Written problem:
Copy the records below exactly as they appear.

Entries supplied:
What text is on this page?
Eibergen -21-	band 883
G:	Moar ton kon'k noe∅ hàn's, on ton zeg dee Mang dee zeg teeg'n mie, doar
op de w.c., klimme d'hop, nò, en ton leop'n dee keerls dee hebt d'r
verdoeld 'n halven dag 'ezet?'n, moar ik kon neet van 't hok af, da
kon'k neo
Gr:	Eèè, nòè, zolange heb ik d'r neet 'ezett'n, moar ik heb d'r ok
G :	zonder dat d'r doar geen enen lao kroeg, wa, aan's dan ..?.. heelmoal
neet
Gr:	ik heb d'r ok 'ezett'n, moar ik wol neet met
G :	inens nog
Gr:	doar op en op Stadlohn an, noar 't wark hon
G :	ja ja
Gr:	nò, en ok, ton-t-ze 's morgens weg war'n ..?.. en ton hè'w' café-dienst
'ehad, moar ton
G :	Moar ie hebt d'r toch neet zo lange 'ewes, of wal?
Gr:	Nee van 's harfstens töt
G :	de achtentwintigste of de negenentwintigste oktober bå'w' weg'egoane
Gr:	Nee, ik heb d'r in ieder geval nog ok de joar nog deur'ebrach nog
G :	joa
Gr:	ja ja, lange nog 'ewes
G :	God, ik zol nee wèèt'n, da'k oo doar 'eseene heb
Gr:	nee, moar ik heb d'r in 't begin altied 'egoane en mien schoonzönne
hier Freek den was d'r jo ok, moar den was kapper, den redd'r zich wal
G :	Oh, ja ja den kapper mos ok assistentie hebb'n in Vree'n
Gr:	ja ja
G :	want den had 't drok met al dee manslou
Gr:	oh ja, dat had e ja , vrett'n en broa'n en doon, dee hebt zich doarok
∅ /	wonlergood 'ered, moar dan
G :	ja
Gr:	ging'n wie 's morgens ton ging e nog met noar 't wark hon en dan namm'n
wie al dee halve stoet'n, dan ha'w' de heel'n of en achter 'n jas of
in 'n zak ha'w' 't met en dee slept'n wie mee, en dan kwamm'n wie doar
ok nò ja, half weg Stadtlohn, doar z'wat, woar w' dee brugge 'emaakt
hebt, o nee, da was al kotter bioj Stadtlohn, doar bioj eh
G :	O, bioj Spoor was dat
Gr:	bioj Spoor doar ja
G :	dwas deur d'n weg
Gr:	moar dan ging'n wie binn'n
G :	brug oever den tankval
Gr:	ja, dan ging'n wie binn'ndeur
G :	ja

Final result:
What text is on this page?
Eibergen -21-	band 883
G:	Moar ton kon'k noe∅ hàn's, on ton zeg dee Mang dee zeg teeg'n mie, doar
op de w.c., klimme d'hop, nò, en ton leop'n dee keerls dee hebt d'r
verdoeld 'n halven dag 'ezet?'n, moar ik kon neet van 't hok af, da
kon'k neo
Gr:	Eèè, nòè, zolange heb ik d'r neet 'ezett'n, moar ik heb d'r ok
G :	zonder dat d'r doar geen enen lao kroeg, wa, aan's dan ..?.. heelmoal
neet
Gr:	ik heb d'r ok 'ezett'n, moar ik wol neet met
G :	inens nog
Gr:	doar op en op Stadlohn an, noar 't wark hon
G :	ja ja
Gr:	nò, en ok, ton-t-ze 's morgens weg war'n ..?.. en ton hè'w' café-dienst
'ehad, moar ton
G :	Moar ie hebt d'r toch neet zo lange 'ewes, of wal?
Gr:	Nee van 's harfstens töt
G :	de achtentwintigste of de negenentwintigste oktober bå'w' weg'egoane
Gr:	Nee, ik heb d'r in ieder geval nog ok de joar nog deur'ebrach nog
G :	joa
Gr:	ja ja, lange nog 'ewes
G :	God, ik zol nee wèèt'n, da'k oo doar 'eseene heb
Gr:	nee, moar ik heb d'r in 't begin altied 'egoane en mien schoonzönne
hier Freek den was d'r jo ok, moar den was kapper, den redd'r zich wal
G :	Oh, ja ja den kapper mos ok assistentie hebb'n in Vree'n
Gr:	ja ja
G :	want den had 't drok met al dee manslou
Gr:	oh ja, dat had e ja , vrett'n en broa'n en doon, dee hebt zich doarok
∅ /	wonlergood 'ered, moar dan
G :	ja
Gr:	ging'n wie 's morgens ton ging e nog met noar 't wark hon en dan namm'n
wie al dee halve stoet'n, dan ha'w' de heel'n of en achter 'n jas of
in 'n zak ha'w' 't met en dee slept'n wie mee, en dan kwamm'n wie doar
ok nò ja, half weg Stadtlohn, doar z'wat, woar w' dee brugge 'emaakt
hebt, o nee, da was al kotter bioj Stadtlohn, doar bioj eh
G :	O, bioj Spoor was dat
Gr:	bioj Spoor doar ja
G :	dwas deur d'n weg
Gr:	moar dan ging'n wie binn'n
G :	brug oever den tankval
Gr:	ja, dan ging'n wie binn'ndeur
G :	ja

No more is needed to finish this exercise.